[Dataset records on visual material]
□ □ □

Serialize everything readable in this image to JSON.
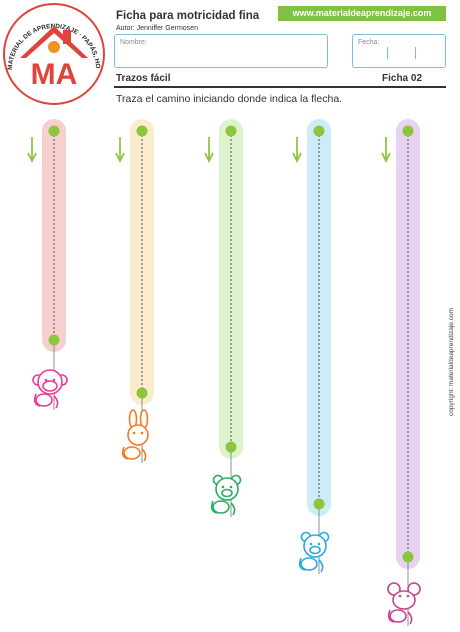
{
  "header": {
    "title": "Ficha para motricidad fina",
    "author": "Autor: Jenniffer Germosen",
    "website": "www.materialdeaprendizaje.com",
    "logo_text": "MA",
    "logo_arc_text": "MATERIAL DE APRENDIZAJE · PAPÁS, HOGAR Y ESCUELA"
  },
  "form": {
    "name_label": "Nombre:",
    "name_value": "",
    "date_label": "Fecha:",
    "date_value": ""
  },
  "sheet": {
    "subtitle": "Trazos fácil",
    "number": "Ficha 02",
    "instruction": "Traza el camino iniciando donde indica la flecha."
  },
  "footer": {
    "copyright": "copyright: materialdeaprendizaje.com"
  },
  "colors": {
    "accent_green": "#7dc242",
    "field_border": "#79c0dd",
    "logo_red": "#e0433b",
    "logo_orange": "#f29225",
    "logo_blue": "#2f9fd8",
    "dot_green": "#8cc63f"
  },
  "tracks": [
    {
      "bar_color": "#f6cfcf",
      "animal": "monkey",
      "animal_color": "#ec3a96"
    },
    {
      "bar_color": "#fbecce",
      "animal": "rabbit",
      "animal_color": "#f47b20"
    },
    {
      "bar_color": "#def3cd",
      "animal": "bear",
      "animal_color": "#27ad5f"
    },
    {
      "bar_color": "#ccecf7",
      "animal": "bear",
      "animal_color": "#2aa8e0"
    },
    {
      "bar_color": "#e7d3f0",
      "animal": "mouse",
      "animal_color": "#c7428f"
    }
  ],
  "icons": {
    "arrow": "down-arrow-icon",
    "start": "start-dot-icon",
    "end": "end-dot-icon"
  }
}
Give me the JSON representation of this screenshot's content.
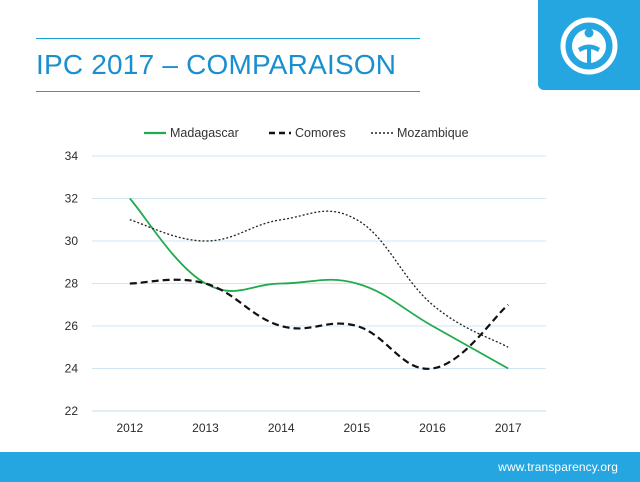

□ □ □

> [PROBLEM DETAILS]: Write out every line of the preceding listing that contains "Ficha".

> [RESPONSE TO THE EXERCISE]:
    "title": "Ficha para motricidad fina",
    "number": "Ficha 02",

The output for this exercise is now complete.